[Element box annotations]
......

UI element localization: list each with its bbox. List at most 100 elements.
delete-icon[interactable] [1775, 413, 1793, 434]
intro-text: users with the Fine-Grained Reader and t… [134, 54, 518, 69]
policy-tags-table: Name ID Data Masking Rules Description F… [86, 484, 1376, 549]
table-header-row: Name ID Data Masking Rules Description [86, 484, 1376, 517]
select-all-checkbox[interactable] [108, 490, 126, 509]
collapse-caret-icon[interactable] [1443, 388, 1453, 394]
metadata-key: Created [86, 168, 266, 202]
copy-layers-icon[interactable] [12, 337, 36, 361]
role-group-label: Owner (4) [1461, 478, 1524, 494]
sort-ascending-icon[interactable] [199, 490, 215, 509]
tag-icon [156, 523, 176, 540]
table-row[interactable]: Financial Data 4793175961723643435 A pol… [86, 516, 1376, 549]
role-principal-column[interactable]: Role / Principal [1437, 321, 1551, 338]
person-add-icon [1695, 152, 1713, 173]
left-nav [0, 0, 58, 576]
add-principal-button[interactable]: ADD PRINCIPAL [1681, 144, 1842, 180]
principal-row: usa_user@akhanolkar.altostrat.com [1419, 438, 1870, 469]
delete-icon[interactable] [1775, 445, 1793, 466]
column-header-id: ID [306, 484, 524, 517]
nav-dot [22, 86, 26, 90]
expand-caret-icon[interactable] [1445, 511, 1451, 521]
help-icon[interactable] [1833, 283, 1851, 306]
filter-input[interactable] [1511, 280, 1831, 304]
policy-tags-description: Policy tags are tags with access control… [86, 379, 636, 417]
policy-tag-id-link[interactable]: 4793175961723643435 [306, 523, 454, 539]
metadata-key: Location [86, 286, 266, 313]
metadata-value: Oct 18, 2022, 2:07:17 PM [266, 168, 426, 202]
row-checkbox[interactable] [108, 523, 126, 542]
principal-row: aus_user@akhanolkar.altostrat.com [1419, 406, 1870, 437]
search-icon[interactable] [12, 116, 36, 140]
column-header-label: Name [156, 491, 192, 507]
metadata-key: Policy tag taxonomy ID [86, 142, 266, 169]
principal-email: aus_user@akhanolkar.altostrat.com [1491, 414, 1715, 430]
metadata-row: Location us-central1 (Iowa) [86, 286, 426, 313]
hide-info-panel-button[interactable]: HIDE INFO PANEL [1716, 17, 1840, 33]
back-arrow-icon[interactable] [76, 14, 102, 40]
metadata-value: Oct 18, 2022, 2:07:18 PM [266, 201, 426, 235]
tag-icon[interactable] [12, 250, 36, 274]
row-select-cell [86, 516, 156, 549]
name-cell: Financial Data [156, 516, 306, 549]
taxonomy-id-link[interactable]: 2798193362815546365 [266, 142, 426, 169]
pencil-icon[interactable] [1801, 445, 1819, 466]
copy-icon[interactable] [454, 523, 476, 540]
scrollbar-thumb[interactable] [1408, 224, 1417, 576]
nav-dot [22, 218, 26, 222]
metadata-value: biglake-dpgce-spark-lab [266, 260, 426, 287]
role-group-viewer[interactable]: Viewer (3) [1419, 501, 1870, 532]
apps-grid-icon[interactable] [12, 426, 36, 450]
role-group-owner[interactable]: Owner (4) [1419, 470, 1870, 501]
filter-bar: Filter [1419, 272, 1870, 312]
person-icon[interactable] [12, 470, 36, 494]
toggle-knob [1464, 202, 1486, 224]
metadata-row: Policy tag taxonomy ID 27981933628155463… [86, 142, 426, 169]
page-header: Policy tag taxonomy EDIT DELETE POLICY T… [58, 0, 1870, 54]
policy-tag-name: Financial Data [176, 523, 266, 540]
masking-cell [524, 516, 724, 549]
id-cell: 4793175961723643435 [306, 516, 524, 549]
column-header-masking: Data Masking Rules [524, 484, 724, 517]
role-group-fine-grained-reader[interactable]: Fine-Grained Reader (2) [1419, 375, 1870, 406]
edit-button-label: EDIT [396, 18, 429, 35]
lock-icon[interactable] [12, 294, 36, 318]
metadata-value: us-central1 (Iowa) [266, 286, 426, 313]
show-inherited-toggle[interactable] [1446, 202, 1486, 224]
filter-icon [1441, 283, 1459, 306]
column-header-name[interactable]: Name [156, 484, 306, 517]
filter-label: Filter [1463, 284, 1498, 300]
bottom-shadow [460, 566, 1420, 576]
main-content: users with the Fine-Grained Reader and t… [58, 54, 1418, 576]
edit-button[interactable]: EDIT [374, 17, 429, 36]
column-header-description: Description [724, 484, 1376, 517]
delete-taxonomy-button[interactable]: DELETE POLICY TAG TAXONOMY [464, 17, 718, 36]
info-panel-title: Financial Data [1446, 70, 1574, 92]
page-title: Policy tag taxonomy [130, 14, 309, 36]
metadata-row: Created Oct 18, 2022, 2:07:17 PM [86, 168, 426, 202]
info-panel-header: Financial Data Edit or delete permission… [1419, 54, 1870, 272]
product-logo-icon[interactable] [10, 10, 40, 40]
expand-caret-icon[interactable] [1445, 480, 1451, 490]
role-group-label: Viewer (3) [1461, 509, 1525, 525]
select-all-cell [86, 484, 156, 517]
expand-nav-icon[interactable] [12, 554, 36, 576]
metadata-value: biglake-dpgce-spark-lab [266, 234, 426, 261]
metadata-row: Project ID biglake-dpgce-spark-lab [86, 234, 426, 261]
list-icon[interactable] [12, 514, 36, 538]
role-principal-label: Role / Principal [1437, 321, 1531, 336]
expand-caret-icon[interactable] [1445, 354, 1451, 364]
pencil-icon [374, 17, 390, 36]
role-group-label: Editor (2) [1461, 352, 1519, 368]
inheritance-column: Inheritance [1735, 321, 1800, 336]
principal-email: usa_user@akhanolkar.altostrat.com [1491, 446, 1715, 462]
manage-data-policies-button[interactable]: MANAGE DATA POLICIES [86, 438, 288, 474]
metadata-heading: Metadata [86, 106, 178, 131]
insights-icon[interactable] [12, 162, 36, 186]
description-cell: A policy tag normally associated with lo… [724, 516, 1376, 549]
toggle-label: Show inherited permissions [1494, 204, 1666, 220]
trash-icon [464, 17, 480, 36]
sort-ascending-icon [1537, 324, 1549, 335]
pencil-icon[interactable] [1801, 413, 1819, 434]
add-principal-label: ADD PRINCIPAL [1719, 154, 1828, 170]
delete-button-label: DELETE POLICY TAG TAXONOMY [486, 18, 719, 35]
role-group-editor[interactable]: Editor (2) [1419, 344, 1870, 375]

......

Convert the records, from the first line up to and including the line with "row-checkbox[interactable] [108, 523, 126, 542]", into a numbered list, omitting blank lines.

1. UI element localization: list each with its bbox. List at most 100 elements.
2. delete-icon[interactable] [1775, 413, 1793, 434]
3. intro-text: users with the Fine-Grained Reader and t… [134, 54, 518, 69]
4. policy-tags-table: Name ID Data Masking Rules Description F… [86, 484, 1376, 549]
5. table-header-row: Name ID Data Masking Rules Description [86, 484, 1376, 517]
6. select-all-checkbox[interactable] [108, 490, 126, 509]
7. collapse-caret-icon[interactable] [1443, 388, 1453, 394]
8. metadata-key: Created [86, 168, 266, 202]
9. copy-layers-icon[interactable] [12, 337, 36, 361]
10. role-group-label: Owner (4) [1461, 478, 1524, 494]
11. sort-ascending-icon[interactable] [199, 490, 215, 509]
12. tag-icon [156, 523, 176, 540]
13. table-row[interactable]: Financial Data 4793175961723643435 A pol… [86, 516, 1376, 549]
14. role-principal-column[interactable]: Role / Principal [1437, 321, 1551, 338]
15. person-add-icon [1695, 152, 1713, 173]
16. left-nav [0, 0, 58, 576]
17. add-principal-button[interactable]: ADD PRINCIPAL [1681, 144, 1842, 180]
18. principal-row: usa_user@akhanolkar.altostrat.com [1419, 438, 1870, 469]
19. delete-icon[interactable] [1775, 445, 1793, 466]
20. column-header-id: ID [306, 484, 524, 517]
21. nav-dot [22, 86, 26, 90]
22. expand-caret-icon[interactable] [1445, 511, 1451, 521]
23. help-icon[interactable] [1833, 283, 1851, 306]
24. filter-input[interactable] [1511, 280, 1831, 304]
25. policy-tags-description: Policy tags are tags with access control… [86, 379, 636, 417]
26. policy-tag-id-link[interactable]: 4793175961723643435 [306, 523, 454, 539]
27. metadata-key: Location [86, 286, 266, 313]
28. metadata-value: Oct 18, 2022, 2:07:17 PM [266, 168, 426, 202]
29. row-checkbox[interactable] [108, 523, 126, 542]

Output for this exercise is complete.